• OBJECTIVE: Leave out the pictures and restate the rest of the data exactly.

Stored entries:
────────────────────

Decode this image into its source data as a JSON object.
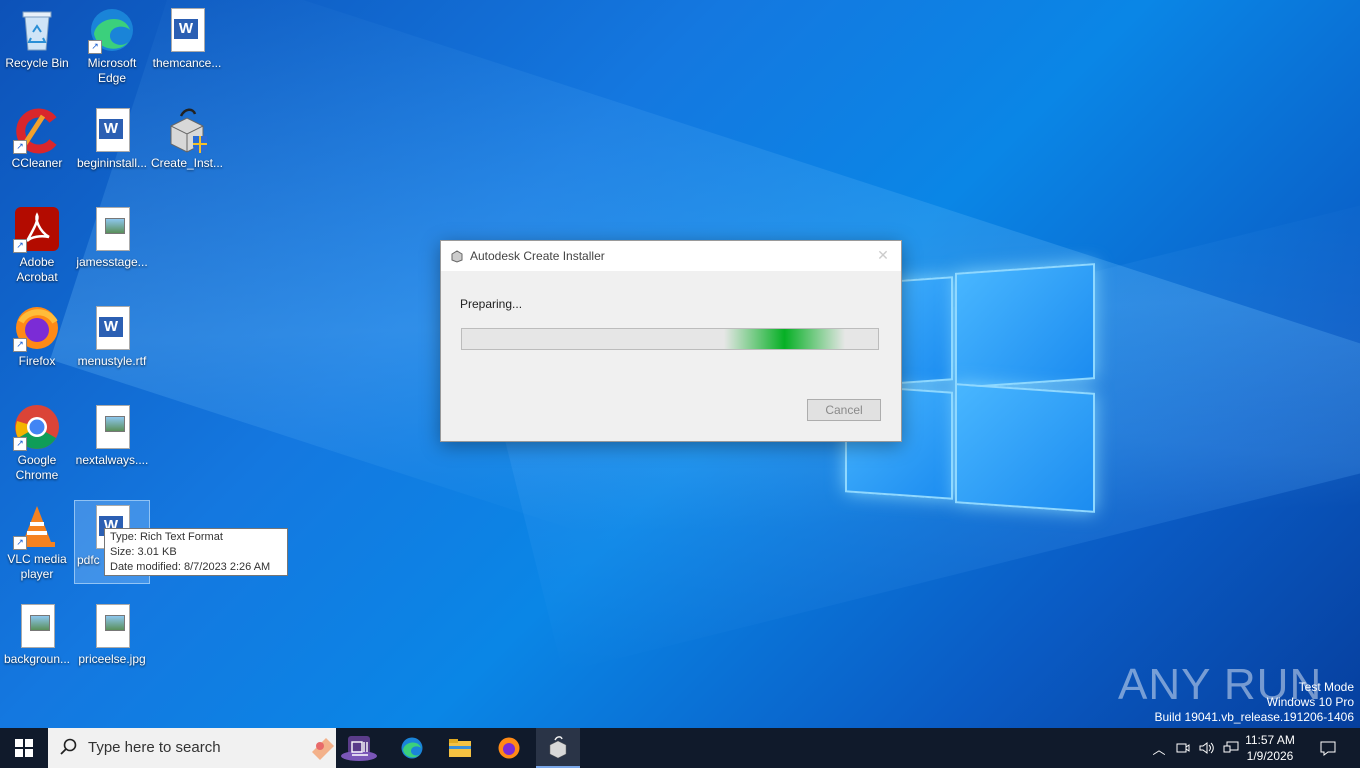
{
  "desktop": {
    "icons": [
      {
        "label": "Recycle Bin",
        "icon": "recycle-bin-icon"
      },
      {
        "label": "Microsoft Edge",
        "icon": "edge-icon"
      },
      {
        "label": "themcance...",
        "icon": "word-doc-icon"
      },
      {
        "label": "CCleaner",
        "icon": "ccleaner-icon"
      },
      {
        "label": "begininstall...",
        "icon": "word-doc-icon"
      },
      {
        "label": "Create_Inst...",
        "icon": "installer-icon"
      },
      {
        "label": "Adobe Acrobat",
        "icon": "acrobat-icon"
      },
      {
        "label": "jamesstage...",
        "icon": "image-file-icon"
      },
      {
        "label": "Firefox",
        "icon": "firefox-icon"
      },
      {
        "label": "menustyle.rtf",
        "icon": "word-doc-icon"
      },
      {
        "label": "Google Chrome",
        "icon": "chrome-icon"
      },
      {
        "label": "nextalways....",
        "icon": "image-file-icon"
      },
      {
        "label": "VLC media player",
        "icon": "vlc-icon"
      },
      {
        "label": "pdfc",
        "icon": "word-doc-icon"
      },
      {
        "label": "backgroun...",
        "icon": "image-file-icon"
      },
      {
        "label": "priceelse.jpg",
        "icon": "image-file-icon"
      }
    ]
  },
  "tooltip": {
    "type": "Type: Rich Text Format",
    "size": "Size: 3.01 KB",
    "date": "Date modified: 8/7/2023 2:26 AM"
  },
  "dialog": {
    "title": "Autodesk Create Installer",
    "status": "Preparing...",
    "cancel_label": "Cancel",
    "progress_highlight": {
      "start": 0.63,
      "end": 0.92
    }
  },
  "watermark": {
    "mode": "Test Mode",
    "edition": "Windows 10 Pro",
    "build": "Build 19041.vb_release.191206-1406",
    "brand": "ANY RUN"
  },
  "taskbar": {
    "search_placeholder": "Type here to search",
    "time": "11:57 AM",
    "date": "1/9/2026"
  }
}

────────────────────

• TASK OUTPUT:
Decode this image into its source data as a JSON object.
{
  "desktop": {
    "icons": [
      {
        "label": "Recycle Bin",
        "icon": "recycle-bin-icon"
      },
      {
        "label": "Microsoft Edge",
        "icon": "edge-icon"
      },
      {
        "label": "themcance...",
        "icon": "word-doc-icon"
      },
      {
        "label": "CCleaner",
        "icon": "ccleaner-icon"
      },
      {
        "label": "begininstall...",
        "icon": "word-doc-icon"
      },
      {
        "label": "Create_Inst...",
        "icon": "installer-icon"
      },
      {
        "label": "Adobe Acrobat",
        "icon": "acrobat-icon"
      },
      {
        "label": "jamesstage...",
        "icon": "image-file-icon"
      },
      {
        "label": "Firefox",
        "icon": "firefox-icon"
      },
      {
        "label": "menustyle.rtf",
        "icon": "word-doc-icon"
      },
      {
        "label": "Google Chrome",
        "icon": "chrome-icon"
      },
      {
        "label": "nextalways....",
        "icon": "image-file-icon"
      },
      {
        "label": "VLC media player",
        "icon": "vlc-icon"
      },
      {
        "label": "pdfc",
        "icon": "word-doc-icon"
      },
      {
        "label": "backgroun...",
        "icon": "image-file-icon"
      },
      {
        "label": "priceelse.jpg",
        "icon": "image-file-icon"
      }
    ]
  },
  "tooltip": {
    "type": "Type: Rich Text Format",
    "size": "Size: 3.01 KB",
    "date": "Date modified: 8/7/2023 2:26 AM"
  },
  "dialog": {
    "title": "Autodesk Create Installer",
    "status": "Preparing...",
    "cancel_label": "Cancel",
    "progress_highlight": {
      "start": 0.63,
      "end": 0.92
    }
  },
  "watermark": {
    "mode": "Test Mode",
    "edition": "Windows 10 Pro",
    "build": "Build 19041.vb_release.191206-1406",
    "brand": "ANY RUN"
  },
  "taskbar": {
    "search_placeholder": "Type here to search",
    "time": "11:57 AM",
    "date": "1/9/2026"
  }
}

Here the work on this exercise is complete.